Aim of the task: Which lines below hold the word "изменения"? Copy all of them.
======
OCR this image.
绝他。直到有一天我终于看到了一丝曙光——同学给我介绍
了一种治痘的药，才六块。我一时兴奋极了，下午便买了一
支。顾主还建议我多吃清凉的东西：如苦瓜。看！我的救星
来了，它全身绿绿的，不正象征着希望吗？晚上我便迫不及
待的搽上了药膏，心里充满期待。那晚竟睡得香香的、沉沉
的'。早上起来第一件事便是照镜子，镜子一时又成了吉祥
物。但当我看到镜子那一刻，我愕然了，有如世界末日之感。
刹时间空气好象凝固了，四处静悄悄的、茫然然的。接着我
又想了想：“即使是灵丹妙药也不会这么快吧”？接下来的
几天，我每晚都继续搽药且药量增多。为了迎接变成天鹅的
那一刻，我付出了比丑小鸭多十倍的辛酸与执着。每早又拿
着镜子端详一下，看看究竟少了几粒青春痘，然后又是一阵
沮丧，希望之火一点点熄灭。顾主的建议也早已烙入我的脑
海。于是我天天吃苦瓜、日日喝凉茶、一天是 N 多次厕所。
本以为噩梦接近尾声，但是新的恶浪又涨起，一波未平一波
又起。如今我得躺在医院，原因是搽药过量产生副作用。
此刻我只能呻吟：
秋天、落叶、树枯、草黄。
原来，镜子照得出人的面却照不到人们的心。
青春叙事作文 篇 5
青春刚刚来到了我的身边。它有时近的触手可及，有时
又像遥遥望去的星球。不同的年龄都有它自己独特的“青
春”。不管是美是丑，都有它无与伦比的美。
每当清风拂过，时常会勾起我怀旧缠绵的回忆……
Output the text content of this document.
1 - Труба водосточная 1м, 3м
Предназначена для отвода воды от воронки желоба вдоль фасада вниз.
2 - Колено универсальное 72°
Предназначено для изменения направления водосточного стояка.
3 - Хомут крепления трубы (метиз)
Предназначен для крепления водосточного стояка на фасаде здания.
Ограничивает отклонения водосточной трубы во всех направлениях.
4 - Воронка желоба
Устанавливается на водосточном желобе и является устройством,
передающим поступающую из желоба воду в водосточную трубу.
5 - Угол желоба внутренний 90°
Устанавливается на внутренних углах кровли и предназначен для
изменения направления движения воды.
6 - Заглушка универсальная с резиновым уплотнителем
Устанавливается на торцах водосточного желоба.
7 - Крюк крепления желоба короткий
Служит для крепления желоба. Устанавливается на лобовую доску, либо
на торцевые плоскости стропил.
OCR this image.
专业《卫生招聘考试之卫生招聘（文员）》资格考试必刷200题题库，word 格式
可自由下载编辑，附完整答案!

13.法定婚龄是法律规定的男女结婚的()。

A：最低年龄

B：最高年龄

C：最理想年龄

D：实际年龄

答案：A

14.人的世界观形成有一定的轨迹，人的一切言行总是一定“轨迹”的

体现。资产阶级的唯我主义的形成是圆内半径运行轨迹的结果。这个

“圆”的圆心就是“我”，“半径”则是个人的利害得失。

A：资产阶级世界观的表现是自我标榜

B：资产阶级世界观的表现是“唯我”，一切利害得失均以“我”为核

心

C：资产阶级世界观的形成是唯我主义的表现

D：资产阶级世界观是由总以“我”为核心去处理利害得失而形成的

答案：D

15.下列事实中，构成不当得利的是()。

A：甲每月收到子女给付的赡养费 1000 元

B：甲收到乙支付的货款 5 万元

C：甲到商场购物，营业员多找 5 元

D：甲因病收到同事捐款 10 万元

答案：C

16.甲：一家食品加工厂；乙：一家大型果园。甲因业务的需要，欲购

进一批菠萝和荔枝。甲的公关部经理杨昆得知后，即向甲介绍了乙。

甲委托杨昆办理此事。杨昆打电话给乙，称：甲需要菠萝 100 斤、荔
======
Answer for the task:
Предназначено для изменения направления водосточного стояка.
изменения направления движения воды.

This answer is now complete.